**TASK DETAILS:**
Reproduce the records that follow in full, excluding any picture they contain.
Start SUPPLIED DATA
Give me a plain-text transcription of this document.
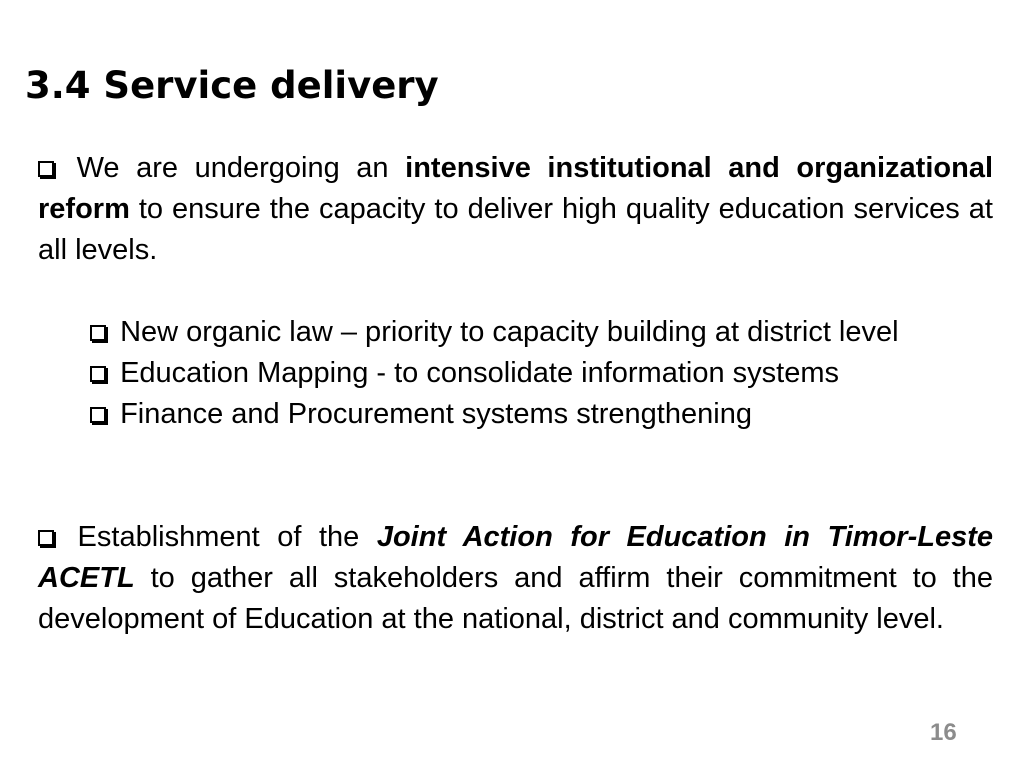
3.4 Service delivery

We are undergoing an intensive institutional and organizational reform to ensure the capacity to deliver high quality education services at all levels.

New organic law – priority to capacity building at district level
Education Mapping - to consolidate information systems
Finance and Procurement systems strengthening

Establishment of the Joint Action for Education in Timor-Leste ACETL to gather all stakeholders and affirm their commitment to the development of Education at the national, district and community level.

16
End SUPPLIED DATA
**EXPECTED OUTPUT:**
Give me a plain-text transcription of this document.
3.4 Service delivery

We are undergoing an intensive institutional and organizational reform to ensure the capacity to deliver high quality education services at all levels.

New organic law – priority to capacity building at district level
Education Mapping - to consolidate information systems
Finance and Procurement systems strengthening

Establishment of the Joint Action for Education in Timor-Leste ACETL to gather all stakeholders and affirm their commitment to the development of Education at the national, district and community level.

16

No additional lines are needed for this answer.